TASK REQUIREMENTS — Transcribe the listing exactly, leaving out every picture.

··········

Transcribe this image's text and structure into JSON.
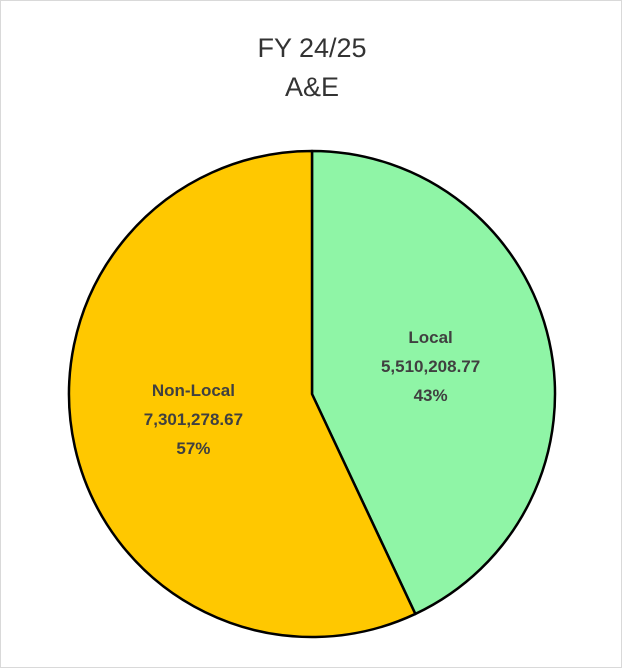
{
  "chart_data": {
    "type": "pie",
    "title": "FY 24/25",
    "subtitle": "A&E",
    "categories": [
      "Local",
      "Non-Local"
    ],
    "values": [
      5510208.77,
      7301278.67
    ],
    "value_labels": [
      "5,510,208.77",
      "7,301,278.67"
    ],
    "percents": [
      43,
      57
    ],
    "percent_labels": [
      "43%",
      "57%"
    ],
    "colors": [
      "#8ff5a6",
      "#ffc800"
    ]
  }
}
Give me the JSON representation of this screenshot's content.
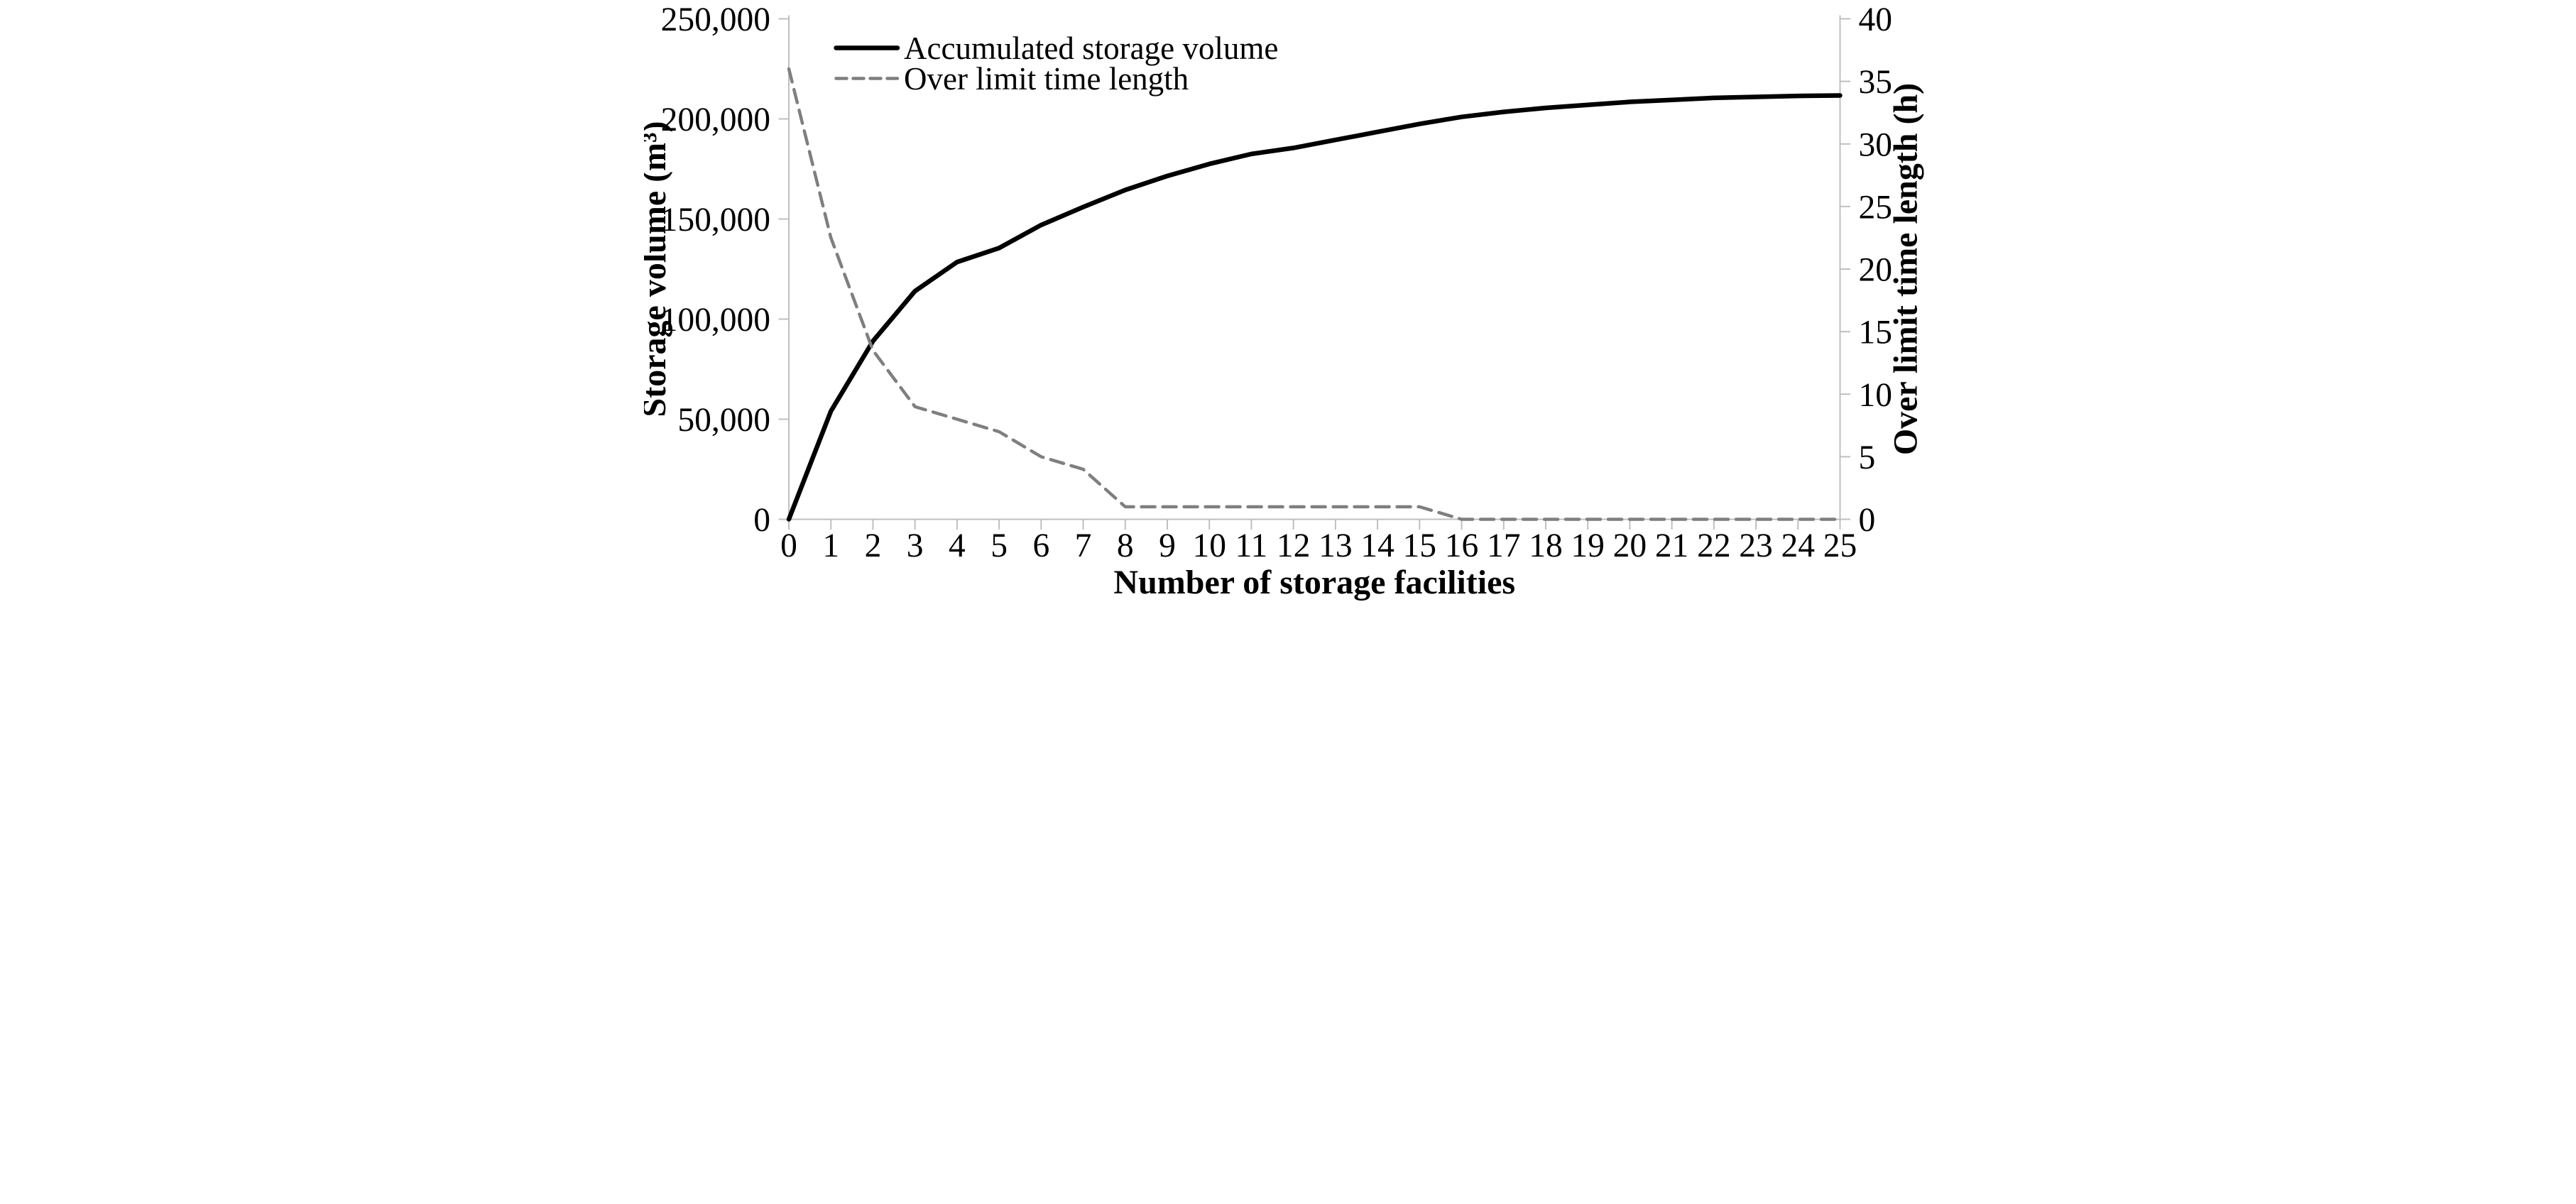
{
  "chart_data": {
    "type": "line",
    "title": "",
    "grid": false,
    "background_color": "#ffffff",
    "axis_color": "#BFBFBF",
    "text_color": "#000000",
    "x": [
      0,
      1,
      2,
      3,
      4,
      5,
      6,
      7,
      8,
      9,
      10,
      11,
      12,
      13,
      14,
      15,
      16,
      17,
      18,
      19,
      20,
      21,
      22,
      23,
      24,
      25
    ],
    "x_axis": {
      "label": "Number of storage facilities",
      "tick_labels": [
        "0",
        "1",
        "2",
        "3",
        "4",
        "5",
        "6",
        "7",
        "8",
        "9",
        "10",
        "11",
        "12",
        "13",
        "14",
        "15",
        "16",
        "17",
        "18",
        "19",
        "20",
        "21",
        "22",
        "23",
        "24",
        "25"
      ]
    },
    "y_left": {
      "label": "Storage volume (m³)",
      "min": 0,
      "max": 250000,
      "tick_step": 50000,
      "tick_labels": [
        "0",
        "50,000",
        "100,000",
        "150,000",
        "200,000",
        "250,000"
      ]
    },
    "y_right": {
      "label": "Over limit time length (h)",
      "min": 0,
      "max": 40,
      "tick_step": 5,
      "tick_labels": [
        "0",
        "5",
        "10",
        "15",
        "20",
        "25",
        "30",
        "35",
        "40"
      ]
    },
    "legend": {
      "position": "top-left-inside",
      "entries": [
        {
          "label": "Accumulated storage volume",
          "style": "solid",
          "color": "#000000"
        },
        {
          "label": "Over limit time length",
          "style": "dashed",
          "color": "#7F7F7F"
        }
      ]
    },
    "series": [
      {
        "name": "Accumulated storage volume",
        "axis": "left",
        "style": "solid",
        "color": "#000000",
        "values": [
          0,
          54000,
          89000,
          114000,
          128500,
          135500,
          147000,
          156000,
          164500,
          171500,
          177500,
          182500,
          185500,
          189500,
          193500,
          197500,
          201000,
          203500,
          205500,
          207000,
          208500,
          209500,
          210500,
          211000,
          211500,
          211700
        ]
      },
      {
        "name": "Over limit time length",
        "axis": "right",
        "style": "dashed",
        "color": "#7F7F7F",
        "values": [
          36,
          22.5,
          13.5,
          9,
          8,
          7,
          5,
          4,
          1,
          1,
          1,
          1,
          1,
          1,
          1,
          1,
          0,
          0,
          0,
          0,
          0,
          0,
          0,
          0,
          0,
          0
        ]
      }
    ]
  }
}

··········

OUTPUT BELOW —
Transcribe this image's text and structure into JSON.
{
  "chart_data": {
    "type": "pie",
    "title": "FY 24/25",
    "subtitle": "A&E",
    "categories": [
      "Local",
      "Non-Local"
    ],
    "values": [
      5510208.77,
      7301278.67
    ],
    "value_labels": [
      "5,510,208.77",
      "7,301,278.67"
    ],
    "percents": [
      43,
      57
    ],
    "percent_labels": [
      "43%",
      "57%"
    ],
    "colors": [
      "#8ff5a6",
      "#ffc800"
    ]
  }
}
Give me the JSON representation of this screenshot's content.
{
  "chart_data": {
    "type": "line",
    "title": "",
    "grid": false,
    "background_color": "#ffffff",
    "axis_color": "#BFBFBF",
    "text_color": "#000000",
    "x": [
      0,
      1,
      2,
      3,
      4,
      5,
      6,
      7,
      8,
      9,
      10,
      11,
      12,
      13,
      14,
      15,
      16,
      17,
      18,
      19,
      20,
      21,
      22,
      23,
      24,
      25
    ],
    "x_axis": {
      "label": "Number of storage facilities",
      "tick_labels": [
        "0",
        "1",
        "2",
        "3",
        "4",
        "5",
        "6",
        "7",
        "8",
        "9",
        "10",
        "11",
        "12",
        "13",
        "14",
        "15",
        "16",
        "17",
        "18",
        "19",
        "20",
        "21",
        "22",
        "23",
        "24",
        "25"
      ]
    },
    "y_left": {
      "label": "Storage volume (m³)",
      "min": 0,
      "max": 250000,
      "tick_step": 50000,
      "tick_labels": [
        "0",
        "50,000",
        "100,000",
        "150,000",
        "200,000",
        "250,000"
      ]
    },
    "y_right": {
      "label": "Over limit time length (h)",
      "min": 0,
      "max": 40,
      "tick_step": 5,
      "tick_labels": [
        "0",
        "5",
        "10",
        "15",
        "20",
        "25",
        "30",
        "35",
        "40"
      ]
    },
    "legend": {
      "position": "top-left-inside",
      "entries": [
        {
          "label": "Accumulated storage volume",
          "style": "solid",
          "color": "#000000"
        },
        {
          "label": "Over limit time length",
          "style": "dashed",
          "color": "#7F7F7F"
        }
      ]
    },
    "series": [
      {
        "name": "Accumulated storage volume",
        "axis": "left",
        "style": "solid",
        "color": "#000000",
        "values": [
          0,
          54000,
          89000,
          114000,
          128500,
          135500,
          147000,
          156000,
          164500,
          171500,
          177500,
          182500,
          185500,
          189500,
          193500,
          197500,
          201000,
          203500,
          205500,
          207000,
          208500,
          209500,
          210500,
          211000,
          211500,
          211700
        ]
      },
      {
        "name": "Over limit time length",
        "axis": "right",
        "style": "dashed",
        "color": "#7F7F7F",
        "values": [
          36,
          22.5,
          13.5,
          9,
          8,
          7,
          5,
          4,
          1,
          1,
          1,
          1,
          1,
          1,
          1,
          1,
          0,
          0,
          0,
          0,
          0,
          0,
          0,
          0,
          0,
          0
        ]
      }
    ]
  }
}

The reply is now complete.